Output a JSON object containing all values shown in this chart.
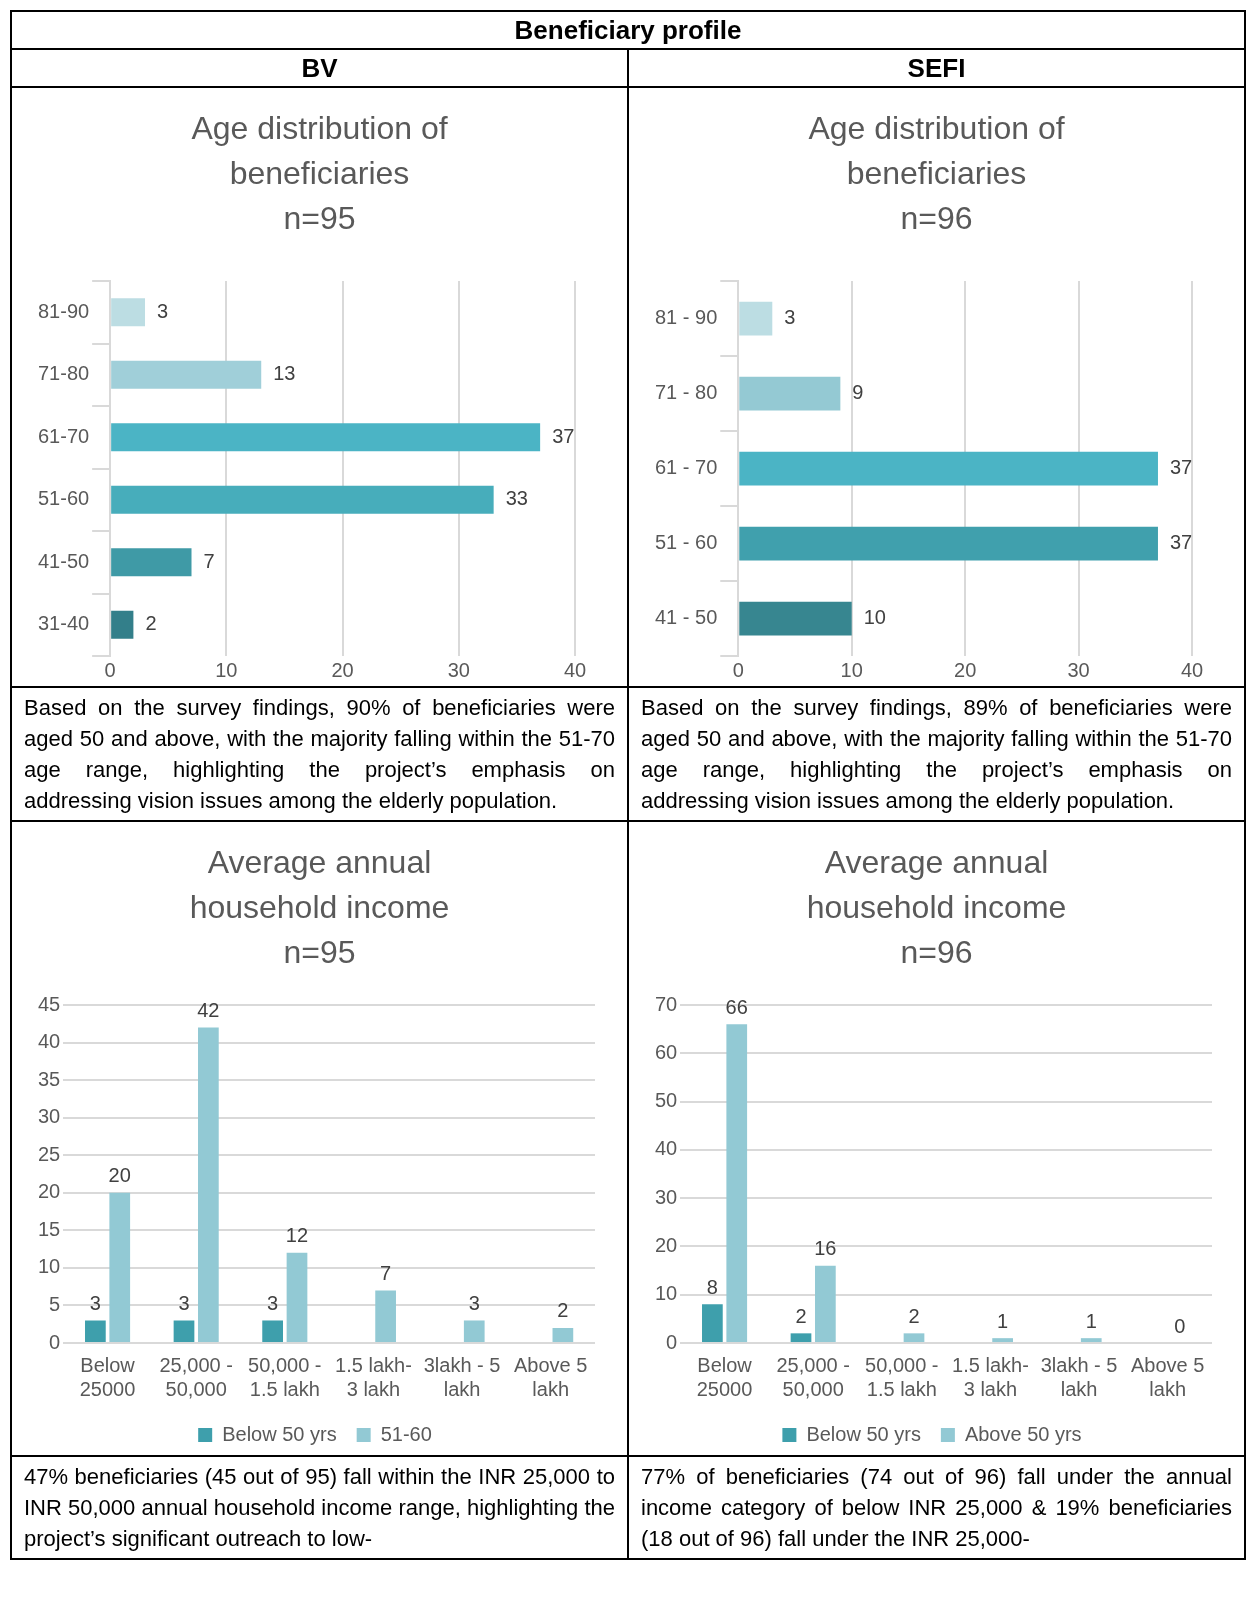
{
  "chart_data": [
    {
      "type": "bar",
      "orientation": "horizontal",
      "title": "Age distribution of beneficiaries",
      "subtitle": "n=95",
      "categories": [
        "81-90",
        "71-80",
        "61-70",
        "51-60",
        "41-50",
        "31-40"
      ],
      "values": [
        3,
        13,
        37,
        33,
        7,
        2
      ],
      "colors": [
        "#bcdde3",
        "#a0cfd9",
        "#4bb4c5",
        "#47adbb",
        "#3f9aa6",
        "#337f8a"
      ],
      "xlim": [
        0,
        40
      ],
      "xticks": [
        0,
        10,
        20,
        30,
        40
      ],
      "grid": "x",
      "data_labels": true,
      "legend": false,
      "annotations": [
        "Beneficiary profile",
        "BV",
        "Based on the survey findings, 90% of beneficiaries were aged 50 and above, with the majority falling within the 51-70 age range, highlighting the project’s emphasis on addressing vision issues among the elderly population."
      ]
    },
    {
      "type": "bar",
      "orientation": "horizontal",
      "title": "Age distribution of beneficiaries",
      "subtitle": "n=96",
      "categories": [
        "81 - 90",
        "71 - 80",
        "61 - 70",
        "51 - 60",
        "41 - 50"
      ],
      "values": [
        3,
        9,
        37,
        37,
        10
      ],
      "colors": [
        "#bcdde3",
        "#94c9d3",
        "#4bb4c5",
        "#40a0ad",
        "#378690"
      ],
      "xlim": [
        0,
        40
      ],
      "xticks": [
        0,
        10,
        20,
        30,
        40
      ],
      "grid": "x",
      "data_labels": true,
      "legend": false,
      "annotations": [
        "SEFI",
        "Based on the survey findings, 89% of beneficiaries were aged 50 and above, with the majority falling within the 51-70 age range, highlighting the project’s emphasis on addressing vision issues among the elderly population."
      ]
    },
    {
      "type": "bar",
      "title": "Average annual household income",
      "subtitle": "n=95",
      "categories": [
        "Below 25000",
        "25,000 - 50,000",
        "50,000 - 1.5 lakh",
        "1.5 lakh- 3 lakh",
        "3lakh - 5 lakh",
        "Above 5 lakh"
      ],
      "series": [
        {
          "name": "Below 50 yrs",
          "color": "#3e9fac",
          "values": [
            3,
            3,
            3,
            null,
            null,
            null
          ]
        },
        {
          "name": "51-60",
          "color": "#92c9d4",
          "values": [
            20,
            42,
            12,
            7,
            3,
            2
          ]
        }
      ],
      "ylim": [
        0,
        45
      ],
      "yticks": [
        0,
        5,
        10,
        15,
        20,
        25,
        30,
        35,
        40,
        45
      ],
      "grid": "y",
      "data_labels": true,
      "legend": "bottom",
      "annotations": [
        "47% beneficiaries (45 out of 95) fall within the INR 25,000 to INR 50,000 annual household income range, highlighting the project’s significant outreach to low-"
      ]
    },
    {
      "type": "bar",
      "title": "Average annual household income",
      "subtitle": "n=96",
      "categories": [
        "Below 25000",
        "25,000 - 50,000",
        "50,000 - 1.5 lakh",
        "1.5 lakh- 3 lakh",
        "3lakh - 5 lakh",
        "Above 5 lakh"
      ],
      "series": [
        {
          "name": "Below 50 yrs",
          "color": "#3e9fac",
          "values": [
            8,
            2,
            null,
            null,
            null,
            null
          ]
        },
        {
          "name": "Above 50 yrs",
          "color": "#92c9d4",
          "values": [
            66,
            16,
            2,
            1,
            1,
            0
          ]
        }
      ],
      "ylim": [
        0,
        70
      ],
      "yticks": [
        0,
        10,
        20,
        30,
        40,
        50,
        60,
        70
      ],
      "grid": "y",
      "data_labels": true,
      "legend": "bottom",
      "annotations": [
        "77% of beneficiaries (74 out of 96) fall under the annual income category of below INR 25,000 & 19% beneficiaries (18 out of 96) fall under the INR 25,000-"
      ]
    }
  ]
}
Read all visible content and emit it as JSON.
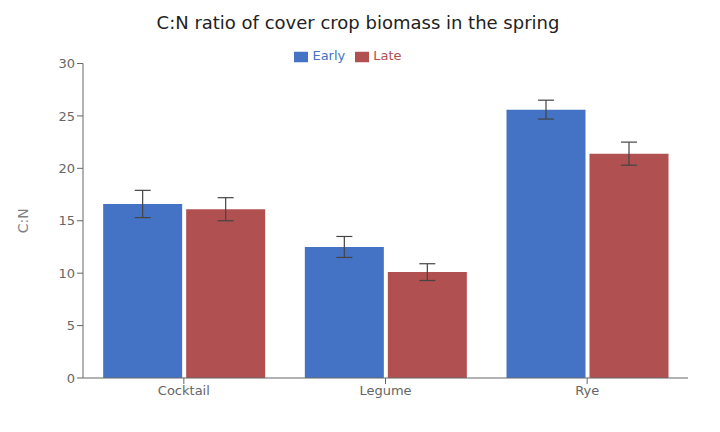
{
  "chart_data": {
    "type": "bar",
    "title": "C:N ratio of cover crop biomass in the spring",
    "categories": [
      "Cocktail",
      "Legume",
      "Rye"
    ],
    "series": [
      {
        "name": "Early",
        "color": "#4472C4",
        "values": [
          16.6,
          12.5,
          25.6
        ],
        "errors": [
          1.3,
          1.0,
          0.9
        ]
      },
      {
        "name": "Late",
        "color": "#B05050",
        "values": [
          16.1,
          10.1,
          21.4
        ],
        "errors": [
          1.1,
          0.8,
          1.1
        ]
      }
    ],
    "ylabel": "C:N",
    "ylim": [
      0,
      30
    ],
    "yticks": [
      0,
      5,
      10,
      15,
      20,
      25,
      30
    ],
    "legend": "upper center",
    "grid": false
  }
}
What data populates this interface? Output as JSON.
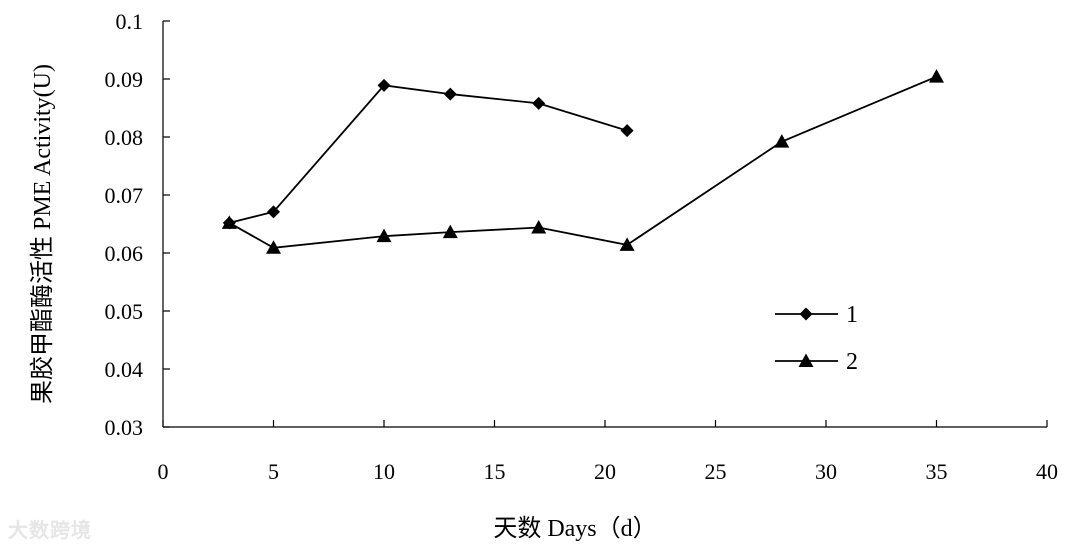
{
  "chart_data": {
    "type": "line",
    "xlabel": "天数 Days（d）",
    "ylabel": "果胶甲酯酶活性 PME Activity(U)",
    "xlim": [
      0,
      40
    ],
    "ylim": [
      0.03,
      0.1
    ],
    "xticks": [
      "0",
      "5",
      "10",
      "15",
      "20",
      "25",
      "30",
      "35",
      "40"
    ],
    "yticks": [
      "0.03",
      "0.04",
      "0.05",
      "0.06",
      "0.07",
      "0.08",
      "0.09",
      "0.1"
    ],
    "grid": false,
    "legend_position": "right-center",
    "series": [
      {
        "name": "1",
        "marker": "diamond",
        "x": [
          3,
          5,
          10,
          13,
          17,
          21
        ],
        "y": [
          0.0652,
          0.0671,
          0.0889,
          0.0874,
          0.0858,
          0.0811
        ]
      },
      {
        "name": "2",
        "marker": "triangle",
        "x": [
          3,
          5,
          10,
          13,
          17,
          21,
          28,
          35
        ],
        "y": [
          0.0652,
          0.0609,
          0.0629,
          0.0636,
          0.0644,
          0.0614,
          0.0792,
          0.0904
        ]
      }
    ]
  },
  "watermark": "大数跨境",
  "colors": {
    "line": "#000000",
    "watermark": "#e6e6e6"
  }
}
══════════
YOUR OBJECTIVE —
Reproduce every record above exactly, but leave out the pictures.

RESPONSE —
Output a JSON object containing all values shown in this chart.
{
  "chart_data": [
    {
      "type": "bar",
      "orientation": "horizontal",
      "title": "Age distribution of beneficiaries",
      "subtitle": "n=95",
      "categories": [
        "81-90",
        "71-80",
        "61-70",
        "51-60",
        "41-50",
        "31-40"
      ],
      "values": [
        3,
        13,
        37,
        33,
        7,
        2
      ],
      "colors": [
        "#bcdde3",
        "#a0cfd9",
        "#4bb4c5",
        "#47adbb",
        "#3f9aa6",
        "#337f8a"
      ],
      "xlim": [
        0,
        40
      ],
      "xticks": [
        0,
        10,
        20,
        30,
        40
      ],
      "grid": "x",
      "data_labels": true,
      "legend": false,
      "annotations": [
        "Beneficiary profile",
        "BV",
        "Based on the survey findings, 90% of beneficiaries were aged 50 and above, with the majority falling within the 51-70 age range, highlighting the project’s emphasis on addressing vision issues among the elderly population."
      ]
    },
    {
      "type": "bar",
      "orientation": "horizontal",
      "title": "Age distribution of beneficiaries",
      "subtitle": "n=96",
      "categories": [
        "81 - 90",
        "71 - 80",
        "61 - 70",
        "51 - 60",
        "41 - 50"
      ],
      "values": [
        3,
        9,
        37,
        37,
        10
      ],
      "colors": [
        "#bcdde3",
        "#94c9d3",
        "#4bb4c5",
        "#40a0ad",
        "#378690"
      ],
      "xlim": [
        0,
        40
      ],
      "xticks": [
        0,
        10,
        20,
        30,
        40
      ],
      "grid": "x",
      "data_labels": true,
      "legend": false,
      "annotations": [
        "SEFI",
        "Based on the survey findings, 89% of beneficiaries were aged 50 and above, with the majority falling within the 51-70 age range, highlighting the project’s emphasis on addressing vision issues among the elderly population."
      ]
    },
    {
      "type": "bar",
      "title": "Average annual household income",
      "subtitle": "n=95",
      "categories": [
        "Below 25000",
        "25,000 - 50,000",
        "50,000 - 1.5 lakh",
        "1.5 lakh- 3 lakh",
        "3lakh - 5 lakh",
        "Above 5 lakh"
      ],
      "series": [
        {
          "name": "Below 50 yrs",
          "color": "#3e9fac",
          "values": [
            3,
            3,
            3,
            null,
            null,
            null
          ]
        },
        {
          "name": "51-60",
          "color": "#92c9d4",
          "values": [
            20,
            42,
            12,
            7,
            3,
            2
          ]
        }
      ],
      "ylim": [
        0,
        45
      ],
      "yticks": [
        0,
        5,
        10,
        15,
        20,
        25,
        30,
        35,
        40,
        45
      ],
      "grid": "y",
      "data_labels": true,
      "legend": "bottom",
      "annotations": [
        "47% beneficiaries (45 out of 95) fall within the INR 25,000 to INR 50,000 annual household income range, highlighting the project’s significant outreach to low-"
      ]
    },
    {
      "type": "bar",
      "title": "Average annual household income",
      "subtitle": "n=96",
      "categories": [
        "Below 25000",
        "25,000 - 50,000",
        "50,000 - 1.5 lakh",
        "1.5 lakh- 3 lakh",
        "3lakh - 5 lakh",
        "Above 5 lakh"
      ],
      "series": [
        {
          "name": "Below 50 yrs",
          "color": "#3e9fac",
          "values": [
            8,
            2,
            null,
            null,
            null,
            null
          ]
        },
        {
          "name": "Above 50 yrs",
          "color": "#92c9d4",
          "values": [
            66,
            16,
            2,
            1,
            1,
            0
          ]
        }
      ],
      "ylim": [
        0,
        70
      ],
      "yticks": [
        0,
        10,
        20,
        30,
        40,
        50,
        60,
        70
      ],
      "grid": "y",
      "data_labels": true,
      "legend": "bottom",
      "annotations": [
        "77% of beneficiaries (74 out of 96) fall under the annual income category of below INR 25,000 & 19% beneficiaries (18 out of 96) fall under the INR 25,000-"
      ]
    }
  ]
}
Read all visible content and emit it as JSON.
{
  "chart_data": {
    "type": "bar",
    "title": "C:N ratio of cover crop biomass in the spring",
    "categories": [
      "Cocktail",
      "Legume",
      "Rye"
    ],
    "series": [
      {
        "name": "Early",
        "color": "#4472C4",
        "values": [
          16.6,
          12.5,
          25.6
        ],
        "errors": [
          1.3,
          1.0,
          0.9
        ]
      },
      {
        "name": "Late",
        "color": "#B05050",
        "values": [
          16.1,
          10.1,
          21.4
        ],
        "errors": [
          1.1,
          0.8,
          1.1
        ]
      }
    ],
    "ylabel": "C:N",
    "ylim": [
      0,
      30
    ],
    "yticks": [
      0,
      5,
      10,
      15,
      20,
      25,
      30
    ],
    "legend": "upper center",
    "grid": false
  }
}
What data populates this interface? Output as JSON.
{
  "chart_data": {
    "type": "line",
    "xlabel": "天数 Days（d）",
    "ylabel": "果胶甲酯酶活性 PME Activity(U)",
    "xlim": [
      0,
      40
    ],
    "ylim": [
      0.03,
      0.1
    ],
    "xticks": [
      "0",
      "5",
      "10",
      "15",
      "20",
      "25",
      "30",
      "35",
      "40"
    ],
    "yticks": [
      "0.03",
      "0.04",
      "0.05",
      "0.06",
      "0.07",
      "0.08",
      "0.09",
      "0.1"
    ],
    "grid": false,
    "legend_position": "right-center",
    "series": [
      {
        "name": "1",
        "marker": "diamond",
        "x": [
          3,
          5,
          10,
          13,
          17,
          21
        ],
        "y": [
          0.0652,
          0.0671,
          0.0889,
          0.0874,
          0.0858,
          0.0811
        ]
      },
      {
        "name": "2",
        "marker": "triangle",
        "x": [
          3,
          5,
          10,
          13,
          17,
          21,
          28,
          35
        ],
        "y": [
          0.0652,
          0.0609,
          0.0629,
          0.0636,
          0.0644,
          0.0614,
          0.0792,
          0.0904
        ]
      }
    ]
  },
  "watermark": "大数跨境",
  "colors": {
    "line": "#000000",
    "watermark": "#e6e6e6"
  }
}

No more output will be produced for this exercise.